The Riverside Drive Historic District is a historic district located at the west bank of the confluence of the Licking River and the Ohio River in Covington, Kentucky, directly across from Cincinnati, Ohio.

Prior to the city of Covington's founding, George Rogers Clark used the area as a mustering spot for incursions against the Indians from Ohio who were raiding Kentucky, and then later for organizing troops for his Illinois campaign. It is believed that the first white settlers of the Greater Cincinnati area chose the Riverside Drive area for their settlement.  Riverside Drive was a popular place to build the finest houses in Covington, with many still standing from the early 19th century. Over thirty of the buildings in the district are considered exceptional samples of their architectural style.

DATA EXTRACT:
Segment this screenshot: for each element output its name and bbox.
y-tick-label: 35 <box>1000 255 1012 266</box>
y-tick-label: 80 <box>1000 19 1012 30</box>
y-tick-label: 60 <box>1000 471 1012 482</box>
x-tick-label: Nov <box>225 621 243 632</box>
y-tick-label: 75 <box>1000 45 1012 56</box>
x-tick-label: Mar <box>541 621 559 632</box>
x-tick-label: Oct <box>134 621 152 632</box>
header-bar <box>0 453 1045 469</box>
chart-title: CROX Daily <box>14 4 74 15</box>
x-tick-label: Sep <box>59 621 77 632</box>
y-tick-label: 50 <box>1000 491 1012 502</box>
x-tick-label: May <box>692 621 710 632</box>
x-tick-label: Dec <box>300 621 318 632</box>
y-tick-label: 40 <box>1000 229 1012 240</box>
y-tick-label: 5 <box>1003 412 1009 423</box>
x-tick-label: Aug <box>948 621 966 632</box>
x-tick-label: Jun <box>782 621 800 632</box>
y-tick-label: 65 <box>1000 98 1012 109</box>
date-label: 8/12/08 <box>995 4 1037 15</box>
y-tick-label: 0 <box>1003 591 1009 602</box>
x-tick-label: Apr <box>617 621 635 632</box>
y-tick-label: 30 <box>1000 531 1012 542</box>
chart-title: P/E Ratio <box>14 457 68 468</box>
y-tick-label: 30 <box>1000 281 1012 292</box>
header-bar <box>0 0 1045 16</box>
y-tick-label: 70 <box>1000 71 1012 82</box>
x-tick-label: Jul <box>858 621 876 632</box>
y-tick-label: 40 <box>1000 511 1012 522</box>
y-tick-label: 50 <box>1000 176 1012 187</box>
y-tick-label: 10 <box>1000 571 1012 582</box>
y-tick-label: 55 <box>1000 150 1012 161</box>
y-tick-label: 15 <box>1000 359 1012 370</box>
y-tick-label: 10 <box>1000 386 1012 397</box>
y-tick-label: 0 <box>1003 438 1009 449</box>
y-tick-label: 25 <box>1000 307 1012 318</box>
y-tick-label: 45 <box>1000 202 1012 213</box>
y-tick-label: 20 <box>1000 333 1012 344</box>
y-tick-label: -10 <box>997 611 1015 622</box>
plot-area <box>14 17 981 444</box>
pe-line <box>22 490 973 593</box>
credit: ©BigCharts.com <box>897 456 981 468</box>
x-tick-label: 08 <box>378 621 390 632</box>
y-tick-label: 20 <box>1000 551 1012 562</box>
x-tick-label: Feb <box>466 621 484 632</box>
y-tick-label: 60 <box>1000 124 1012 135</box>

SHORT TASK 1:
In the Riverside Drive Historic District text, how many of the district's buildings are considered exceptional samples of their architectural style?
SHORT TASK 2:
Pick up the text on the Riverside Drive Historic District after its last sentence and continue it.

REPLY 1:
Over thirty.

REPLY 2:
There are several independently notable buildings in the district. The Daniel Carter Beard Boyhood Home was the boyhood home of Daniel Carter Beard, founder of the Boy Scouts of America, and is a National Historic Landmark. The 1815-built Thomas Carneal House, the first brick house in Covington, is a Georgian-style domicile reminiscent of Italian architect Andrea Palladio; it still features a tunnel leading to the Licking River that allowed the owners to help slaves escape from their rightful owners as part of the Underground Railroad. Prominent visitors to the house included the Marquis de Lafayette, Henry Clay, Andrew Jackson, and Daniel Webster.

Seven bronze statues of prominent figures in the history of the area are placed in lifelike poses on riverside benches.  These include James Bradley, Daniel Carter Beard, John James Audubon, and Chief Little Turtle.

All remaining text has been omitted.